Salvaging success from ballot defeat

Supporters of Referred Measure 3B — the property tax increase for School District 51 that was soundly defeated by voters Tuesday — are searching this week for other ways to assist the school district without raising taxes.

It’s an encouraging development, a sign that many people want to prevent the deterioration of our local education system, even in the face of diminishing public funding.

Ideas include Mesa County Commissioner Janet Rowland’s suggestion that those who voted for Measure 3B donate directly to the schools what they would have paid in additional property taxes if the ballot measure had passed.

Rowland and others have also encouraged more volunteerism in the schools and more cooperation between the school district and other local governments to reduce duplication and costs.

A good deal of that sort of cooperation is already occurring in such things as working together on parks and recreation facilities that serve various populations. But there is no doubt room for more.

Others want to push the state Legislature to revamp the school finance act, which perpetually keeps District 51 near the bottom of the state’s school districts in terms of funding per pupil.

District 51 officials this week have received more offers from people wanting to volunteer in the schools, and from people wanting to contribute financially.

And just this fall, the district established a separate, nonprofit entity, the District 51 Foundation, with the aim of raising non-tax money to assist the district.

School District 51 voters were hardly alone in rejecting additional taxes this year. Proposition 103, the statewide ballot measure to raise sales and income taxes for education, lost by a wide margin across the state.
•••
§ AIM 1: Print everything in the editorial on the District 51 tax defeat from "Salvaging success from" down to "duplication and costs.".
§ AIM 2: Pick up the editorial on the District 51 tax defeat where it stops and keep writing it.

§ DATASET ENTRIES:
•••
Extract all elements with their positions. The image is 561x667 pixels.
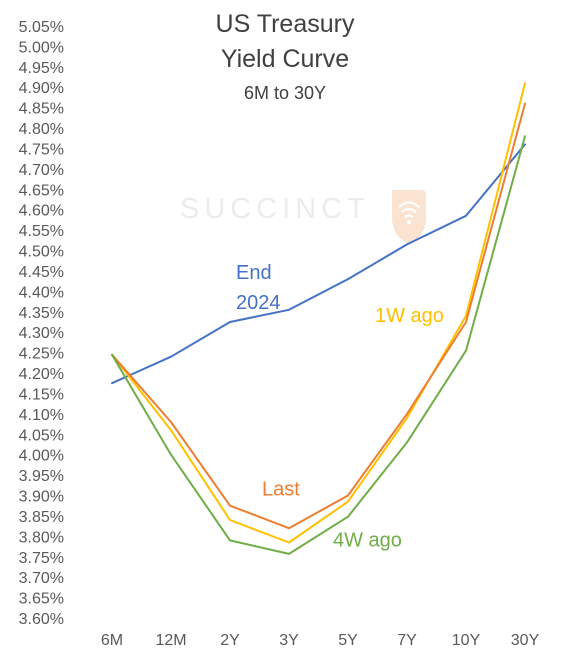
•••
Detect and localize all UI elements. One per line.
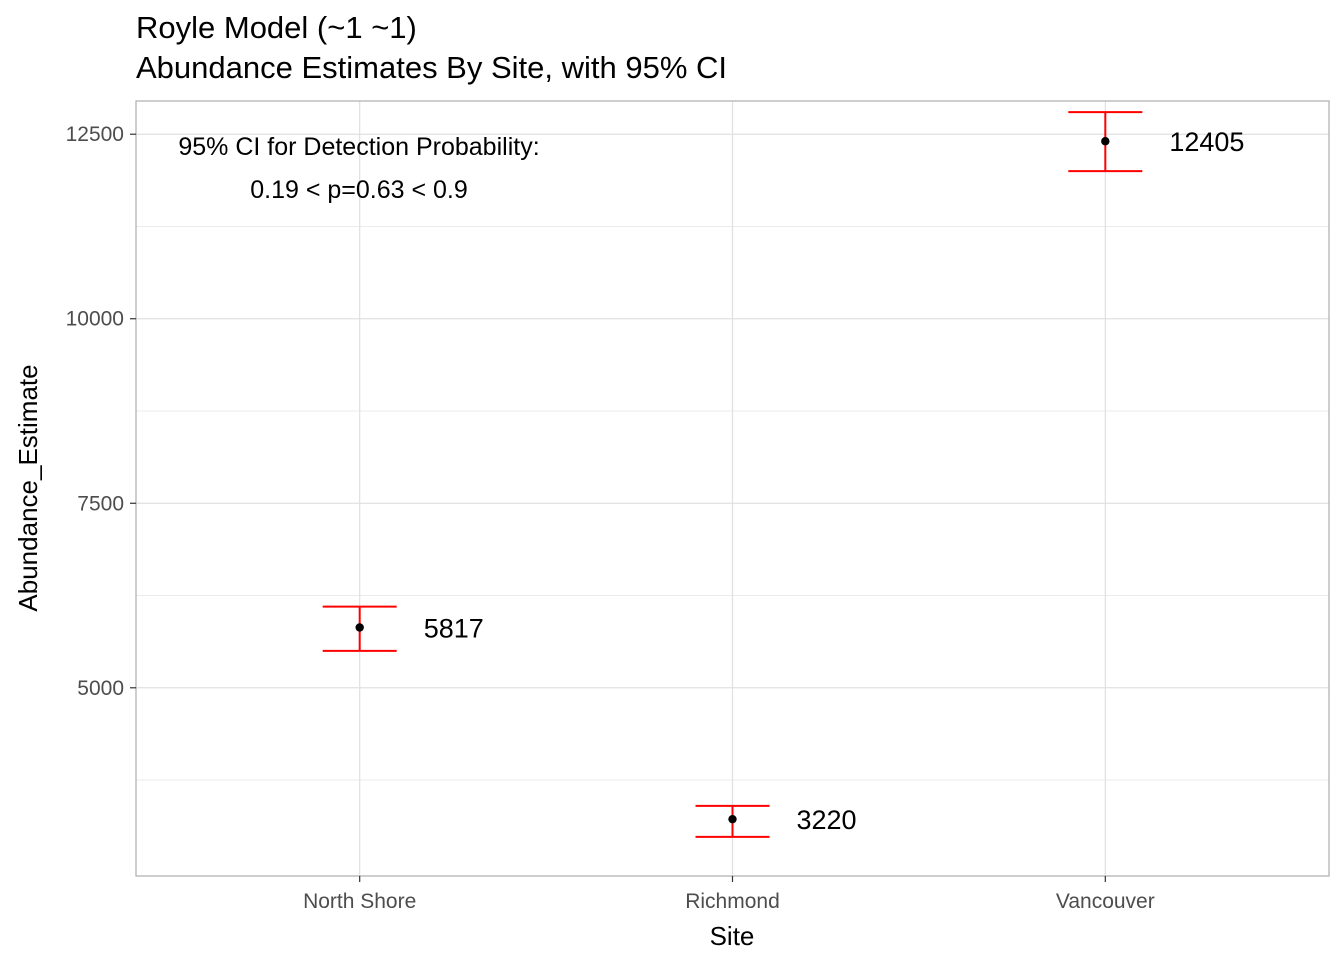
•••
§ RESULT 1:
Salvaging success from ballot defeat

Supporters of Referred Measure 3B — the property tax increase for School District 51 that was soundly defeated by voters Tuesday — are searching this week for other ways to assist the school district without raising taxes.

It’s an encouraging development, a sign that many people want to prevent the deterioration of our local education system, even in the face of diminishing public funding.

Ideas include Mesa County Commissioner Janet Rowland’s suggestion that those who voted for Measure 3B donate directly to the schools what they would have paid in additional property taxes if the ballot measure had passed.

Rowland and others have also encouraged more volunteerism in the schools and more cooperation between the school district and other local governments to reduce duplication and costs.

§ RESULT 2:
Altogether, more than a dozen local school financing questions were defeated in Colorado this week, the Associated Press reported. Also, tax measures for a recreation center and a library were rejected.

And it’s not just tax increases. Customer anger this week forced Bank of America to drop its plans to charge its customers fees for using debit cards.

Clearly, people throughout Colorado and this nation are in no mood to pay more in taxes or fees in the current economy.

Still, building and operating schools have always been community undertakings, from the days of one-room schoolhouses to today’s large districts with multiple school facilities.

So it is welcome to see that many people in the Grand Valley are embracing that community spirit, looking for new ways to assist the schools, even if there is little collective enthusiasm for tax increases.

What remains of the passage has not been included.